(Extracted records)
** BEGIN **
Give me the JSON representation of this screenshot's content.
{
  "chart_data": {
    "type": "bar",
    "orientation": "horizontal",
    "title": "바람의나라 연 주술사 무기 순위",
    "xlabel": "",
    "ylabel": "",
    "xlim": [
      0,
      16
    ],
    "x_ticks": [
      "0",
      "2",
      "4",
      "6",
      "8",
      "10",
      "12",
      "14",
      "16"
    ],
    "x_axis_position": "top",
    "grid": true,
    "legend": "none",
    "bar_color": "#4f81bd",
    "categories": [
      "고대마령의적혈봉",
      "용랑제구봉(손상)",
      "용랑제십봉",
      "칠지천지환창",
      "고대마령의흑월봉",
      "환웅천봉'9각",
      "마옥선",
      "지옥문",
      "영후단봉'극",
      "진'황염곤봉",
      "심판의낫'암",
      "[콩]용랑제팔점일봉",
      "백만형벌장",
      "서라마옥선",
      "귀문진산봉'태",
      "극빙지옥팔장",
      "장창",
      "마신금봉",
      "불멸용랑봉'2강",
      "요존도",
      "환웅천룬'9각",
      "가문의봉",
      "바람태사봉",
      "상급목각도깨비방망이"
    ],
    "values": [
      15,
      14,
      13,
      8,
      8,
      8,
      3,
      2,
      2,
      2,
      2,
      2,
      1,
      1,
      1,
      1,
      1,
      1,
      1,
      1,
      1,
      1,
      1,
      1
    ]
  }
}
** END **
## Task requirements
Copy out the full listing exactly.

## Solution to this task
Give me the JSON representation of this screenshot's content.
{
  "chart_data": {
    "type": "bar",
    "orientation": "horizontal",
    "title": "바람의나라 연 주술사 무기 순위",
    "xlabel": "",
    "ylabel": "",
    "xlim": [
      0,
      16
    ],
    "x_ticks": [
      "0",
      "2",
      "4",
      "6",
      "8",
      "10",
      "12",
      "14",
      "16"
    ],
    "x_axis_position": "top",
    "grid": true,
    "legend": "none",
    "bar_color": "#4f81bd",
    "categories": [
      "고대마령의적혈봉",
      "용랑제구봉(손상)",
      "용랑제십봉",
      "칠지천지환창",
      "고대마령의흑월봉",
      "환웅천봉'9각",
      "마옥선",
      "지옥문",
      "영후단봉'극",
      "진'황염곤봉",
      "심판의낫'암",
      "[콩]용랑제팔점일봉",
      "백만형벌장",
      "서라마옥선",
      "귀문진산봉'태",
      "극빙지옥팔장",
      "장창",
      "마신금봉",
      "불멸용랑봉'2강",
      "요존도",
      "환웅천룬'9각",
      "가문의봉",
      "바람태사봉",
      "상급목각도깨비방망이"
    ],
    "values": [
      15,
      14,
      13,
      8,
      8,
      8,
      3,
      2,
      2,
      2,
      2,
      2,
      1,
      1,
      1,
      1,
      1,
      1,
      1,
      1,
      1,
      1,
      1,
      1
    ]
  }
}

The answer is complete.